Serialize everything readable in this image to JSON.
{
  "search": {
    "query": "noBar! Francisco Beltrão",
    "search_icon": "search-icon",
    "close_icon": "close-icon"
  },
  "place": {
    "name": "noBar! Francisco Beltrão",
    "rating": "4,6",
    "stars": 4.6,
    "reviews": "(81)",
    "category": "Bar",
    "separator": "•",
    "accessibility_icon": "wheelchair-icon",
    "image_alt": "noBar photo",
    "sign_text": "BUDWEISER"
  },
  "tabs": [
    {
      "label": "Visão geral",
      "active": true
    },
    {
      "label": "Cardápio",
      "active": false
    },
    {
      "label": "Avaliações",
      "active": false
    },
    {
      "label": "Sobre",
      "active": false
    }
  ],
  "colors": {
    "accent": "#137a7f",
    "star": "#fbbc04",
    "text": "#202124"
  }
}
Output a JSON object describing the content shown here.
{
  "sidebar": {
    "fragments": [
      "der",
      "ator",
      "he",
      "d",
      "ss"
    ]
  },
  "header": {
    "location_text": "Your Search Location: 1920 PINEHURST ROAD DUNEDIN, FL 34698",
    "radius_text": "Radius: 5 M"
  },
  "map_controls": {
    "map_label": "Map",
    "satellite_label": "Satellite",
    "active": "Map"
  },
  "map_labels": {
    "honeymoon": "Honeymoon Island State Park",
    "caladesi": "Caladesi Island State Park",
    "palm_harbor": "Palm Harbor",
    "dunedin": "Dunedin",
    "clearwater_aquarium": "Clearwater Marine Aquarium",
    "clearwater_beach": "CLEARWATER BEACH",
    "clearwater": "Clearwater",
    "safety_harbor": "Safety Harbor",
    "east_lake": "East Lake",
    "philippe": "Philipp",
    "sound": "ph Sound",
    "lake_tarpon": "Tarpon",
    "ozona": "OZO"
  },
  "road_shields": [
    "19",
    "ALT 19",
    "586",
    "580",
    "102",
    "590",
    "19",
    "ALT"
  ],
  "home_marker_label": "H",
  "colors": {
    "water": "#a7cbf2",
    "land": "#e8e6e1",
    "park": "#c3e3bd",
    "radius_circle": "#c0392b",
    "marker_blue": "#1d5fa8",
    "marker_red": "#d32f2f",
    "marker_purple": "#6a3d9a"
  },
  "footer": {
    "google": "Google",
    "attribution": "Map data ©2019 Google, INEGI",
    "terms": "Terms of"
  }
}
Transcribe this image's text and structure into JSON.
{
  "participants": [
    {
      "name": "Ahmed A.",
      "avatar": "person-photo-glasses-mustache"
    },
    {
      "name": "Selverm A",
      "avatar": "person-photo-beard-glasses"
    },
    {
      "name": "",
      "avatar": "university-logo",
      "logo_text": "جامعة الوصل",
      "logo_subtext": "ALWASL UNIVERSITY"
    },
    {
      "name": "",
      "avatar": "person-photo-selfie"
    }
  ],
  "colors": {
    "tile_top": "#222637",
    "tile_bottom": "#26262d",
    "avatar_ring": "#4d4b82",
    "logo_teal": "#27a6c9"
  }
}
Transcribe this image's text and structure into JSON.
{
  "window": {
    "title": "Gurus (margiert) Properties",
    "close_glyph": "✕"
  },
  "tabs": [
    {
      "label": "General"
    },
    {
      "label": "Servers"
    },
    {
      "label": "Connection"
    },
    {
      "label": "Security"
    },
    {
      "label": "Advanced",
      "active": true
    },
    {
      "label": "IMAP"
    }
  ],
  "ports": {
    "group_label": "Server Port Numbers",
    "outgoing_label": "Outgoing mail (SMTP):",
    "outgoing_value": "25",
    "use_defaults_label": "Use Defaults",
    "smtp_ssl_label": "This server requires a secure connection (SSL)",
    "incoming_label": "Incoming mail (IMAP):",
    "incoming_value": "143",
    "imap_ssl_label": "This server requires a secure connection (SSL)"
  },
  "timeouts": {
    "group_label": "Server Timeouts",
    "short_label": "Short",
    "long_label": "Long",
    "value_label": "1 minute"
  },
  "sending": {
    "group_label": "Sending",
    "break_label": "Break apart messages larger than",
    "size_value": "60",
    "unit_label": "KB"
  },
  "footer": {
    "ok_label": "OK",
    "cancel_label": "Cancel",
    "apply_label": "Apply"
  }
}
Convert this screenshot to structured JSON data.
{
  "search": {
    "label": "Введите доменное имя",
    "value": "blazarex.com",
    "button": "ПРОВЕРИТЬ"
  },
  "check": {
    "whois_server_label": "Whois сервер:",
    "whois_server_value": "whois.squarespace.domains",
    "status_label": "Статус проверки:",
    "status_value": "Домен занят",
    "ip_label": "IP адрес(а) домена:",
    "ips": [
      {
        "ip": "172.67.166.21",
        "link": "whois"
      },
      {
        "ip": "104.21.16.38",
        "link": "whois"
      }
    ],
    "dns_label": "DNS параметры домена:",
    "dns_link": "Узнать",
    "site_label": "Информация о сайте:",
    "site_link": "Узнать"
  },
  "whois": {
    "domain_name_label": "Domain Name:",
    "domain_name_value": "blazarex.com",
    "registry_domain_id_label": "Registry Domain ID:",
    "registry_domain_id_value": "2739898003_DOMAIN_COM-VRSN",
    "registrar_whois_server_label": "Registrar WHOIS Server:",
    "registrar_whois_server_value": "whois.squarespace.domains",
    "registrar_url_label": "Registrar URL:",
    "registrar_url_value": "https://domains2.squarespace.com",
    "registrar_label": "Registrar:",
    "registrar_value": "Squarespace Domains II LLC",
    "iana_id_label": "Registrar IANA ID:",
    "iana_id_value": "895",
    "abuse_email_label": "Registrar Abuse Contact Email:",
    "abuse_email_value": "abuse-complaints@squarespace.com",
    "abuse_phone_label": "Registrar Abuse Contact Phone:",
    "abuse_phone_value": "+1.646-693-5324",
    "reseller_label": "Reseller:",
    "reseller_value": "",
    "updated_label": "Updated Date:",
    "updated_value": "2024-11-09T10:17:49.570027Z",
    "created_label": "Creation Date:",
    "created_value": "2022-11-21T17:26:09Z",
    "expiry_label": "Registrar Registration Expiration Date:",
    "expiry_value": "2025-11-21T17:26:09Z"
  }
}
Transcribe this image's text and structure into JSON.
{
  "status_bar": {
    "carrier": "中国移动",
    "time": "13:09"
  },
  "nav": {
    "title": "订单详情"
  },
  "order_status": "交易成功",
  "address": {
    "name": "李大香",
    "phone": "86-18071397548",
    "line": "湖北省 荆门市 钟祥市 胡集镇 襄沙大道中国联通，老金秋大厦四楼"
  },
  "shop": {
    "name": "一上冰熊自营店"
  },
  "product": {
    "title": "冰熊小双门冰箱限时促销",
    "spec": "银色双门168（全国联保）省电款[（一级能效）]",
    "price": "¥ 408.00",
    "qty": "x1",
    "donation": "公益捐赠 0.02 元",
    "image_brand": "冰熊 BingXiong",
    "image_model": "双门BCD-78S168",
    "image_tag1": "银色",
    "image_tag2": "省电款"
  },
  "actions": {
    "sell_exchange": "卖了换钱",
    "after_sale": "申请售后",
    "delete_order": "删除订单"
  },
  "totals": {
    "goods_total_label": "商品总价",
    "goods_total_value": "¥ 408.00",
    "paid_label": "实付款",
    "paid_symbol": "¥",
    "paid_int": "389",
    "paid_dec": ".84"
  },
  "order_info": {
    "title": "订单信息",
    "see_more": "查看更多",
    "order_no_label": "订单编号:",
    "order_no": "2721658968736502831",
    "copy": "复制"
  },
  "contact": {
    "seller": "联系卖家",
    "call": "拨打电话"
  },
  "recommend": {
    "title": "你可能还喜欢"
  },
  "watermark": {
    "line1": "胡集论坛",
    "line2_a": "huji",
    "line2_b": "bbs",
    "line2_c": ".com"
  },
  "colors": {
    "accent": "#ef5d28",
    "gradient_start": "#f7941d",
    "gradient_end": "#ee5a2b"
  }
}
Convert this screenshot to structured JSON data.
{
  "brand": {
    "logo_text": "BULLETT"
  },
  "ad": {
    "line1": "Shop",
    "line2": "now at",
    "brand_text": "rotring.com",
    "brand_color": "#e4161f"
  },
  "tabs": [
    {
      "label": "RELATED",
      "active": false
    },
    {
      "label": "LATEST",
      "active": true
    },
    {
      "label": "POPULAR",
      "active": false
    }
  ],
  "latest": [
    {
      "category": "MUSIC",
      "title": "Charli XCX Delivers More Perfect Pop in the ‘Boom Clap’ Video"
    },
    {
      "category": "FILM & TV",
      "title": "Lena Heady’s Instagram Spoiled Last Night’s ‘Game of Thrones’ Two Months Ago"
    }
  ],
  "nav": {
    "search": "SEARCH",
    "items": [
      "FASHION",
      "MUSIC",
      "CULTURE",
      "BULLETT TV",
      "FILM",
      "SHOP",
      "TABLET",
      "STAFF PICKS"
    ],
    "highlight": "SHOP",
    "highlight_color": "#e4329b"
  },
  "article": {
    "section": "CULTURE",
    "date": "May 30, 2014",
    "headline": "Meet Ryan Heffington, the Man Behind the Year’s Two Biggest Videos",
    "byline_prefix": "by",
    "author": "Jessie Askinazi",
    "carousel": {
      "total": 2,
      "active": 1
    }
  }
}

(YOUR GOAL): Copy all lines in the listing above where the string "noBar" appears.

(SOLUTION TO THIS TASK):
    "query": "noBar! Francisco Beltrão",
    "name": "noBar! Francisco Beltrão",
    "image_alt": "noBar photo",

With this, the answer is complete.